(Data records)
-- -- --
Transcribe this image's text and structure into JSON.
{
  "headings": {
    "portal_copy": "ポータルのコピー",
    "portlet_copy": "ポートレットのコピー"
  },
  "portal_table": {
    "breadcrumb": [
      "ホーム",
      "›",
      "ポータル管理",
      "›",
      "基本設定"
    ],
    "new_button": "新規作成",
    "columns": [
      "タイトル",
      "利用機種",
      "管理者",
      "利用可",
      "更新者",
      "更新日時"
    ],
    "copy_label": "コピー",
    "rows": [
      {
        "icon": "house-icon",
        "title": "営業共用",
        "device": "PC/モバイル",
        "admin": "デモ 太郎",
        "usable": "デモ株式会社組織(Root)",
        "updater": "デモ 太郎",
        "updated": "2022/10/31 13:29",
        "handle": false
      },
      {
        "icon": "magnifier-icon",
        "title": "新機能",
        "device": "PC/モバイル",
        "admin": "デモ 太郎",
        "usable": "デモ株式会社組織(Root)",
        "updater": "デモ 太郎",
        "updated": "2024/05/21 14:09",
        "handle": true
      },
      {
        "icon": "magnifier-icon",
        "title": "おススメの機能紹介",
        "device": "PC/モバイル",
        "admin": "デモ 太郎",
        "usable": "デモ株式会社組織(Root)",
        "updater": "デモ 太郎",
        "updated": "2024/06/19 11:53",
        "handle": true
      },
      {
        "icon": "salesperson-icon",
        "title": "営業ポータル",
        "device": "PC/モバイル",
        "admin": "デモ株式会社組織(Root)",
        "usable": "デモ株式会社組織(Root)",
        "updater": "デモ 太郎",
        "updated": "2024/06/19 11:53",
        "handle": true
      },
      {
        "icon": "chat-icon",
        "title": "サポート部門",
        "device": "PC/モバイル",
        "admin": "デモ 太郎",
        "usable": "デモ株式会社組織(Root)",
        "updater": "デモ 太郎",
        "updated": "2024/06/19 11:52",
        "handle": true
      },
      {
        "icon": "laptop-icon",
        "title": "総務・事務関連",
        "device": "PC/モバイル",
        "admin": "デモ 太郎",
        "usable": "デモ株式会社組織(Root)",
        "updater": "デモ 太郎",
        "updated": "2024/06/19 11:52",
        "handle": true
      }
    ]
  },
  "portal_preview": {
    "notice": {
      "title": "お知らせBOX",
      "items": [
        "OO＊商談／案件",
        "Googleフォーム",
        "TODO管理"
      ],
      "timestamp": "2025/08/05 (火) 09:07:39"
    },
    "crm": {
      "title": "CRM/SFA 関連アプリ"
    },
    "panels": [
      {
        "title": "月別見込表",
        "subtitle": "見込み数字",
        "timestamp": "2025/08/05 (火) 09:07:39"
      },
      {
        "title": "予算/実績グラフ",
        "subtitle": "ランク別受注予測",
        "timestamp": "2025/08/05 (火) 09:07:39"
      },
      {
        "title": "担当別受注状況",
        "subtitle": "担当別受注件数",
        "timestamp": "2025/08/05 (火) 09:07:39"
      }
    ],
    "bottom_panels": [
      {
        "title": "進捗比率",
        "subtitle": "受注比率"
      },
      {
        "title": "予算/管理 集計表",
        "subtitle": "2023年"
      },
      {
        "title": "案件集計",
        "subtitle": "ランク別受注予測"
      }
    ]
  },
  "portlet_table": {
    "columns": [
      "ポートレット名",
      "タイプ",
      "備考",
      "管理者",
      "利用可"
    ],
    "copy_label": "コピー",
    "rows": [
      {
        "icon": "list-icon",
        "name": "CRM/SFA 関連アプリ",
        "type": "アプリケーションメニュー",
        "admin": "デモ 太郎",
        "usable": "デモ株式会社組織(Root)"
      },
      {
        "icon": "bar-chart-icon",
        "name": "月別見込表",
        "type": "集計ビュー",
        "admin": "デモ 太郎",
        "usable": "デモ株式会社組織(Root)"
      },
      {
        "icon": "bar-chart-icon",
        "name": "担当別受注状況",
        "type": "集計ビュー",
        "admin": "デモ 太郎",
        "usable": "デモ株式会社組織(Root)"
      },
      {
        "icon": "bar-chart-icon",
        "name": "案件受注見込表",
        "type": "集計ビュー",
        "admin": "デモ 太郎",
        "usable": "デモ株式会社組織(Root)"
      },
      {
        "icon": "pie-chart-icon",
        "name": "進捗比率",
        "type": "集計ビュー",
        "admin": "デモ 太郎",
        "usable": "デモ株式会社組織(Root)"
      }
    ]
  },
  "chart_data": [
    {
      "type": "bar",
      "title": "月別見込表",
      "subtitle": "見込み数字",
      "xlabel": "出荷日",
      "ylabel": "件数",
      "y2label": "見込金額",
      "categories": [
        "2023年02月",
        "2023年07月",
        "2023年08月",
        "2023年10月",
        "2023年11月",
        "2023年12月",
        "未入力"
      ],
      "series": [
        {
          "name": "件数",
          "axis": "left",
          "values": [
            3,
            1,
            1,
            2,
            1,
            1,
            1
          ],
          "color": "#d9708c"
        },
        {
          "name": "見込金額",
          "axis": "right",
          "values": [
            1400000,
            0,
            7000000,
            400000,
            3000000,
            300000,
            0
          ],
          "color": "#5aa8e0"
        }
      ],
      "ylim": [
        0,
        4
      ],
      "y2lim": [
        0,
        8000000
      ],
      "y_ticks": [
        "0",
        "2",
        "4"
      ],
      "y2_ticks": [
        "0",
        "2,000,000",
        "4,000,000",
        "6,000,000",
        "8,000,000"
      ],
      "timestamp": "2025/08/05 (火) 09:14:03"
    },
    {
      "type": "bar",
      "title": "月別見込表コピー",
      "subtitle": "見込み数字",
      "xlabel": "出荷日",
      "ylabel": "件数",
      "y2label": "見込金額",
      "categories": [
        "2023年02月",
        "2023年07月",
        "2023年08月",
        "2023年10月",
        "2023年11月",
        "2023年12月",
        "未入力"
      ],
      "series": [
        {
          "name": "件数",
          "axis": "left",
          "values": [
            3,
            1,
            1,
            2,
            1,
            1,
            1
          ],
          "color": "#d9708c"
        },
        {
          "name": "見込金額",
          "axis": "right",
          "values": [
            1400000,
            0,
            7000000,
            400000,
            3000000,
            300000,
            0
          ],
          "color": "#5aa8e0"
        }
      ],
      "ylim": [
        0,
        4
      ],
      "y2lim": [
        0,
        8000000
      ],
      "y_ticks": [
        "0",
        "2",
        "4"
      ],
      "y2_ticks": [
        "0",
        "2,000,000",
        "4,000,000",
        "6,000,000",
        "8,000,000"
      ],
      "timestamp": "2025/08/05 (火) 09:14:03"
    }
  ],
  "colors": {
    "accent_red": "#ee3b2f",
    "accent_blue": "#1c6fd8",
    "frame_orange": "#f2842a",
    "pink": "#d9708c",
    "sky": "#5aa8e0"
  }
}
-- -- --
» Your task
Return the whole listing exactly, with every line included.

» Response to this exercise
Transcribe this image's text and structure into JSON.
{
  "headings": {
    "portal_copy": "ポータルのコピー",
    "portlet_copy": "ポートレットのコピー"
  },
  "portal_table": {
    "breadcrumb": [
      "ホーム",
      "›",
      "ポータル管理",
      "›",
      "基本設定"
    ],
    "new_button": "新規作成",
    "columns": [
      "タイトル",
      "利用機種",
      "管理者",
      "利用可",
      "更新者",
      "更新日時"
    ],
    "copy_label": "コピー",
    "rows": [
      {
        "icon": "house-icon",
        "title": "営業共用",
        "device": "PC/モバイル",
        "admin": "デモ 太郎",
        "usable": "デモ株式会社組織(Root)",
        "updater": "デモ 太郎",
        "updated": "2022/10/31 13:29",
        "handle": false
      },
      {
        "icon": "magnifier-icon",
        "title": "新機能",
        "device": "PC/モバイル",
        "admin": "デモ 太郎",
        "usable": "デモ株式会社組織(Root)",
        "updater": "デモ 太郎",
        "updated": "2024/05/21 14:09",
        "handle": true
      },
      {
        "icon": "magnifier-icon",
        "title": "おススメの機能紹介",
        "device": "PC/モバイル",
        "admin": "デモ 太郎",
        "usable": "デモ株式会社組織(Root)",
        "updater": "デモ 太郎",
        "updated": "2024/06/19 11:53",
        "handle": true
      },
      {
        "icon": "salesperson-icon",
        "title": "営業ポータル",
        "device": "PC/モバイル",
        "admin": "デモ株式会社組織(Root)",
        "usable": "デモ株式会社組織(Root)",
        "updater": "デモ 太郎",
        "updated": "2024/06/19 11:53",
        "handle": true
      },
      {
        "icon": "chat-icon",
        "title": "サポート部門",
        "device": "PC/モバイル",
        "admin": "デモ 太郎",
        "usable": "デモ株式会社組織(Root)",
        "updater": "デモ 太郎",
        "updated": "2024/06/19 11:52",
        "handle": true
      },
      {
        "icon": "laptop-icon",
        "title": "総務・事務関連",
        "device": "PC/モバイル",
        "admin": "デモ 太郎",
        "usable": "デモ株式会社組織(Root)",
        "updater": "デモ 太郎",
        "updated": "2024/06/19 11:52",
        "handle": true
      }
    ]
  },
  "portal_preview": {
    "notice": {
      "title": "お知らせBOX",
      "items": [
        "OO＊商談／案件",
        "Googleフォーム",
        "TODO管理"
      ],
      "timestamp": "2025/08/05 (火) 09:07:39"
    },
    "crm": {
      "title": "CRM/SFA 関連アプリ"
    },
    "panels": [
      {
        "title": "月別見込表",
        "subtitle": "見込み数字",
        "timestamp": "2025/08/05 (火) 09:07:39"
      },
      {
        "title": "予算/実績グラフ",
        "subtitle": "ランク別受注予測",
        "timestamp": "2025/08/05 (火) 09:07:39"
      },
      {
        "title": "担当別受注状況",
        "subtitle": "担当別受注件数",
        "timestamp": "2025/08/05 (火) 09:07:39"
      }
    ],
    "bottom_panels": [
      {
        "title": "進捗比率",
        "subtitle": "受注比率"
      },
      {
        "title": "予算/管理 集計表",
        "subtitle": "2023年"
      },
      {
        "title": "案件集計",
        "subtitle": "ランク別受注予測"
      }
    ]
  },
  "portlet_table": {
    "columns": [
      "ポートレット名",
      "タイプ",
      "備考",
      "管理者",
      "利用可"
    ],
    "copy_label": "コピー",
    "rows": [
      {
        "icon": "list-icon",
        "name": "CRM/SFA 関連アプリ",
        "type": "アプリケーションメニュー",
        "admin": "デモ 太郎",
        "usable": "デモ株式会社組織(Root)"
      },
      {
        "icon": "bar-chart-icon",
        "name": "月別見込表",
        "type": "集計ビュー",
        "admin": "デモ 太郎",
        "usable": "デモ株式会社組織(Root)"
      },
      {
        "icon": "bar-chart-icon",
        "name": "担当別受注状況",
        "type": "集計ビュー",
        "admin": "デモ 太郎",
        "usable": "デモ株式会社組織(Root)"
      },
      {
        "icon": "bar-chart-icon",
        "name": "案件受注見込表",
        "type": "集計ビュー",
        "admin": "デモ 太郎",
        "usable": "デモ株式会社組織(Root)"
      },
      {
        "icon": "pie-chart-icon",
        "name": "進捗比率",
        "type": "集計ビュー",
        "admin": "デモ 太郎",
        "usable": "デモ株式会社組織(Root)"
      }
    ]
  },
  "chart_data": [
    {
      "type": "bar",
      "title": "月別見込表",
      "subtitle": "見込み数字",
      "xlabel": "出荷日",
      "ylabel": "件数",
      "y2label": "見込金額",
      "categories": [
        "2023年02月",
        "2023年07月",
        "2023年08月",
        "2023年10月",
        "2023年11月",
        "2023年12月",
        "未入力"
      ],
      "series": [
        {
          "name": "件数",
          "axis": "left",
          "values": [
            3,
            1,
            1,
            2,
            1,
            1,
            1
          ],
          "color": "#d9708c"
        },
        {
          "name": "見込金額",
          "axis": "right",
          "values": [
            1400000,
            0,
            7000000,
            400000,
            3000000,
            300000,
            0
          ],
          "color": "#5aa8e0"
        }
      ],
      "ylim": [
        0,
        4
      ],
      "y2lim": [
        0,
        8000000
      ],
      "y_ticks": [
        "0",
        "2",
        "4"
      ],
      "y2_ticks": [
        "0",
        "2,000,000",
        "4,000,000",
        "6,000,000",
        "8,000,000"
      ],
      "timestamp": "2025/08/05 (火) 09:14:03"
    },
    {
      "type": "bar",
      "title": "月別見込表コピー",
      "subtitle": "見込み数字",
      "xlabel": "出荷日",
      "ylabel": "件数",
      "y2label": "見込金額",
      "categories": [
        "2023年02月",
        "2023年07月",
        "2023年08月",
        "2023年10月",
        "2023年11月",
        "2023年12月",
        "未入力"
      ],
      "series": [
        {
          "name": "件数",
          "axis": "left",
          "values": [
            3,
            1,
            1,
            2,
            1,
            1,
            1
          ],
          "color": "#d9708c"
        },
        {
          "name": "見込金額",
          "axis": "right",
          "values": [
            1400000,
            0,
            7000000,
            400000,
            3000000,
            300000,
            0
          ],
          "color": "#5aa8e0"
        }
      ],
      "ylim": [
        0,
        4
      ],
      "y2lim": [
        0,
        8000000
      ],
      "y_ticks": [
        "0",
        "2",
        "4"
      ],
      "y2_ticks": [
        "0",
        "2,000,000",
        "4,000,000",
        "6,000,000",
        "8,000,000"
      ],
      "timestamp": "2025/08/05 (火) 09:14:03"
    }
  ],
  "colors": {
    "accent_red": "#ee3b2f",
    "accent_blue": "#1c6fd8",
    "frame_orange": "#f2842a",
    "pink": "#d9708c",
    "sky": "#5aa8e0"
  }
}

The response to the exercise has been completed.